### Entries supplied

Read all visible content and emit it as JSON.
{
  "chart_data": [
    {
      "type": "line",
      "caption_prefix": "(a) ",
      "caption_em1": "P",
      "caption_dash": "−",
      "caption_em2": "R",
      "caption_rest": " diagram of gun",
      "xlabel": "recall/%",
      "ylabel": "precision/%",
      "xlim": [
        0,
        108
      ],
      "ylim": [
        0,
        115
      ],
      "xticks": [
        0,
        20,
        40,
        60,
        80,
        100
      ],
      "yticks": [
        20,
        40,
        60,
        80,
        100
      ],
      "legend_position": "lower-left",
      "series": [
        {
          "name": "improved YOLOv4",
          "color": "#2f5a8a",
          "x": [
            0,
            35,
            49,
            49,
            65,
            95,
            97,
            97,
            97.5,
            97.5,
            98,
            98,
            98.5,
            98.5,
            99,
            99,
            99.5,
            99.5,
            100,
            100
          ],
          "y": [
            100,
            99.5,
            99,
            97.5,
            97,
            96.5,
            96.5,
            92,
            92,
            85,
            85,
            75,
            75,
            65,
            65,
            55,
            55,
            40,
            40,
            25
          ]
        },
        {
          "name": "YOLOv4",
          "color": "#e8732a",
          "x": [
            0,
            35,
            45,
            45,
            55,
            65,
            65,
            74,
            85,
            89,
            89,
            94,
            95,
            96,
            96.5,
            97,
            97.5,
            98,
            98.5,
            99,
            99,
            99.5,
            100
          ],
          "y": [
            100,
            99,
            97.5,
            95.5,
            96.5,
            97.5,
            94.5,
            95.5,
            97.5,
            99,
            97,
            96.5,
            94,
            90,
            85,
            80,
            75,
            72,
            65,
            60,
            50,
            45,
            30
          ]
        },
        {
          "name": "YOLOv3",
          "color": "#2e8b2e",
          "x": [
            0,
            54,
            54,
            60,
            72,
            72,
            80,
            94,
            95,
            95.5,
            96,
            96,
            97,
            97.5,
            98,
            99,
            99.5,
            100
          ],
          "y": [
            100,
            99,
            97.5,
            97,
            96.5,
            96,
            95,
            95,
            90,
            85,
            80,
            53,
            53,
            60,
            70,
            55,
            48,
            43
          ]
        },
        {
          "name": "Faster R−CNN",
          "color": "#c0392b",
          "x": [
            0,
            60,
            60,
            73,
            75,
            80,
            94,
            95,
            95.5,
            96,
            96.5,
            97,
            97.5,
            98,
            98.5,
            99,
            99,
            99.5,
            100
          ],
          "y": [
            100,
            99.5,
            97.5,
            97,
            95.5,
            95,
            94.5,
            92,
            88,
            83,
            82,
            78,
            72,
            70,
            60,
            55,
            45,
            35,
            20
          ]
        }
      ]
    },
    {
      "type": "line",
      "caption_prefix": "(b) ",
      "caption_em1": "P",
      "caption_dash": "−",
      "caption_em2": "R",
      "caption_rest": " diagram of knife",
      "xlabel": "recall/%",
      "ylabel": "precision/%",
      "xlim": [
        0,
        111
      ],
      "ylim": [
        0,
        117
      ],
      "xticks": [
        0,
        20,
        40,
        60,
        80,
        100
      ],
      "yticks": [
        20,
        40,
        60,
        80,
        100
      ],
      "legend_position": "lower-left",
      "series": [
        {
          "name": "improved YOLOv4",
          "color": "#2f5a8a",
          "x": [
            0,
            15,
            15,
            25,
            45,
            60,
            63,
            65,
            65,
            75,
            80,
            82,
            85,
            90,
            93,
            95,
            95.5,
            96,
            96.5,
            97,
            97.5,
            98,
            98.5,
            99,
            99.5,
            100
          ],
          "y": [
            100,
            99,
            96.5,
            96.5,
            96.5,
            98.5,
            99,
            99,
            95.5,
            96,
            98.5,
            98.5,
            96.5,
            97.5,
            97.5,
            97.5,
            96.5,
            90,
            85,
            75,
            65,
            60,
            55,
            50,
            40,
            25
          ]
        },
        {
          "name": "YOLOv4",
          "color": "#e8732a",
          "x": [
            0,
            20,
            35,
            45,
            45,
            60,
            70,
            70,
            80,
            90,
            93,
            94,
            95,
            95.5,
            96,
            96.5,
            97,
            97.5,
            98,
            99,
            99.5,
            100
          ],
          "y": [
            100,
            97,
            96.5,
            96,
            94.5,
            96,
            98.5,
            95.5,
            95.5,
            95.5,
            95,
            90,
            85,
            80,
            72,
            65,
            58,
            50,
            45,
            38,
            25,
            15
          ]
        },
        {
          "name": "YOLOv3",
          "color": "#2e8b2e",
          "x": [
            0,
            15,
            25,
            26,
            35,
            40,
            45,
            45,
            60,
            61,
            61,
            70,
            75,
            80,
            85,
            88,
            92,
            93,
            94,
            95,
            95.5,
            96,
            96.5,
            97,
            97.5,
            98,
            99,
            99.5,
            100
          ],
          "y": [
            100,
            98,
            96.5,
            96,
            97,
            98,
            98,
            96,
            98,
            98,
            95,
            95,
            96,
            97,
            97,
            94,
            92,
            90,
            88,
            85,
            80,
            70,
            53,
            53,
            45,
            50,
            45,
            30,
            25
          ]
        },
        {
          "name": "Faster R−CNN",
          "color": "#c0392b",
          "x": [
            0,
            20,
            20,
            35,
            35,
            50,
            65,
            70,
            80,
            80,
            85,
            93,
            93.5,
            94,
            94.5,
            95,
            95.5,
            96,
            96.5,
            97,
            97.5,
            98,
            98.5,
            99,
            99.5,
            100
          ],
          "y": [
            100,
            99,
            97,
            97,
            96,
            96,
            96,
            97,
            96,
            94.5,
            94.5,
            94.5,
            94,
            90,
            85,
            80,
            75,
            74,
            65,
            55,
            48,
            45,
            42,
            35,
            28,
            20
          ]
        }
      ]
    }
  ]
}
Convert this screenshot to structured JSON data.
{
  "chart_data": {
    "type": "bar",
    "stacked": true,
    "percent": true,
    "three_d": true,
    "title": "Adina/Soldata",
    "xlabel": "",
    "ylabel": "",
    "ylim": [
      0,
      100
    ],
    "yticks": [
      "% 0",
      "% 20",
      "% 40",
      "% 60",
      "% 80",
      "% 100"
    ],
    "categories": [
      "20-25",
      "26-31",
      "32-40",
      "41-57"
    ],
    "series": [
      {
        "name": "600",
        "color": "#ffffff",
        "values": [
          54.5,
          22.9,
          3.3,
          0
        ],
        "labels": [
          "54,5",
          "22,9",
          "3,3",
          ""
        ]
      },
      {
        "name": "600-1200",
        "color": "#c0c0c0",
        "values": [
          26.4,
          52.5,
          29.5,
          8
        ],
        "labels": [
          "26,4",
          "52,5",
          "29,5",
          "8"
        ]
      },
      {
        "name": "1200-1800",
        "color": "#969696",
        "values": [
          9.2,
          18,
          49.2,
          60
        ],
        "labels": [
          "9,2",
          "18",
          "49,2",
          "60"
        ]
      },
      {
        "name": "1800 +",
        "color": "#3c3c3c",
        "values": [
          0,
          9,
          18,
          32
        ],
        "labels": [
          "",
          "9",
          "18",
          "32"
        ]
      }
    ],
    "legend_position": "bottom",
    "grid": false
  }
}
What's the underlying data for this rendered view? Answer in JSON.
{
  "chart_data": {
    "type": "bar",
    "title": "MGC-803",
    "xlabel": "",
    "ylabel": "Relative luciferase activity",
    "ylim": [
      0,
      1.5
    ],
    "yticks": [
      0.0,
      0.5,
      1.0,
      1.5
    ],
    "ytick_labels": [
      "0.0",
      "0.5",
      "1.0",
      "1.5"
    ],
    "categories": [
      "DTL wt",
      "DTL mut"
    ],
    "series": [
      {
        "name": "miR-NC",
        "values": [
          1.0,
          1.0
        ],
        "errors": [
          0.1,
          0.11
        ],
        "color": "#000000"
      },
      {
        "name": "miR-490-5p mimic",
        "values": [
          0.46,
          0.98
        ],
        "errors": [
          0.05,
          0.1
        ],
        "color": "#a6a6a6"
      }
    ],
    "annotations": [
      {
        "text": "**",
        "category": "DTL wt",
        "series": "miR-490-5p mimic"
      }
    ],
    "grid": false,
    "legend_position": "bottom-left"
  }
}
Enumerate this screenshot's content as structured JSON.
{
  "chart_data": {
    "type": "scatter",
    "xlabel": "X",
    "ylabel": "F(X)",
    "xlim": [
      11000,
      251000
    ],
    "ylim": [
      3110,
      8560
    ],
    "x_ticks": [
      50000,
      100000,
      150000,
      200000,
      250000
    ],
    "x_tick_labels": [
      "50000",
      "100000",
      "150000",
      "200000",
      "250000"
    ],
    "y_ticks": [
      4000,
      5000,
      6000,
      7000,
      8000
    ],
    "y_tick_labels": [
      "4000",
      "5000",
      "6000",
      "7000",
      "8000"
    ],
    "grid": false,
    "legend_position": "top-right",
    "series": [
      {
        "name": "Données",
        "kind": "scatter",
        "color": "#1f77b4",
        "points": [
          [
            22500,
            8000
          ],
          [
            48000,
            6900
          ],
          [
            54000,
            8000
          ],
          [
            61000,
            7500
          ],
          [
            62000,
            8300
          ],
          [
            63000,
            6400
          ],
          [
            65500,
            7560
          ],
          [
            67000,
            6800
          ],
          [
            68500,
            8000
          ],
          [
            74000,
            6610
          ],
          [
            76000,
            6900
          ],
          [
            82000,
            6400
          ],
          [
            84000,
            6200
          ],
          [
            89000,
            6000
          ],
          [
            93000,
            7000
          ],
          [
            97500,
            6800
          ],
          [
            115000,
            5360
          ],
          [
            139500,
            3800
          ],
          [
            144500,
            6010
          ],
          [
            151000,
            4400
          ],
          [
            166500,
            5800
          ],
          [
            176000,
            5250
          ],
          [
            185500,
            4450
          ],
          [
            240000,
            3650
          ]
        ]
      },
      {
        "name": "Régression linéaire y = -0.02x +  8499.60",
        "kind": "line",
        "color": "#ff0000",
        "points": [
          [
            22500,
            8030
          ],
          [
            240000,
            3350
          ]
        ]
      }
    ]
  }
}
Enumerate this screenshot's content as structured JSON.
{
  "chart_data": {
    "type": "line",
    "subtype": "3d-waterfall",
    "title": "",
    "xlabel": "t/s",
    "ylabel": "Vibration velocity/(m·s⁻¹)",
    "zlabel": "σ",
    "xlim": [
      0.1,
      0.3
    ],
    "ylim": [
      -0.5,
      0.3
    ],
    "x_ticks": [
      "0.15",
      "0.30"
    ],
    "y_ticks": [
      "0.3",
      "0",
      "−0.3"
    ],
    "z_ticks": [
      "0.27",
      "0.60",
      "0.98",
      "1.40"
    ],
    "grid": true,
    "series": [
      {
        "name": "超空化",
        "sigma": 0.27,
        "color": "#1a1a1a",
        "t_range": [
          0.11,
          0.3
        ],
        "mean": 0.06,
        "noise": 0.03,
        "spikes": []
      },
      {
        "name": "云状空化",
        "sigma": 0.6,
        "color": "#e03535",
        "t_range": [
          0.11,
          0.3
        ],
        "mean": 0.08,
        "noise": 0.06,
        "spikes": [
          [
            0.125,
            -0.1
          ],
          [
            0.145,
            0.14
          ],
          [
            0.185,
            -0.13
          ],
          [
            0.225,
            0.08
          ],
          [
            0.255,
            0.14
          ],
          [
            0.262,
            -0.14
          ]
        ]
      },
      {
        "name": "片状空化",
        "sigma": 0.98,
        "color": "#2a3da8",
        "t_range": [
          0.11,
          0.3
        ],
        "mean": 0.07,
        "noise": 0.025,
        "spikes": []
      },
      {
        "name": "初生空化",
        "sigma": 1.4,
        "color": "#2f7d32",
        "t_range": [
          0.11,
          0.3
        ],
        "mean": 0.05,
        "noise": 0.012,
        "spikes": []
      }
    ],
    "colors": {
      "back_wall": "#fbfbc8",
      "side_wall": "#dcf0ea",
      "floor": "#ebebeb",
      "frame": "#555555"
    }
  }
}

######

> [What to work on] Gather up the lines containing the word "true" from these records and copy them.

> [Task output]
    "stacked": true,
    "percent": true,
    "three_d": true,
    "grid": true,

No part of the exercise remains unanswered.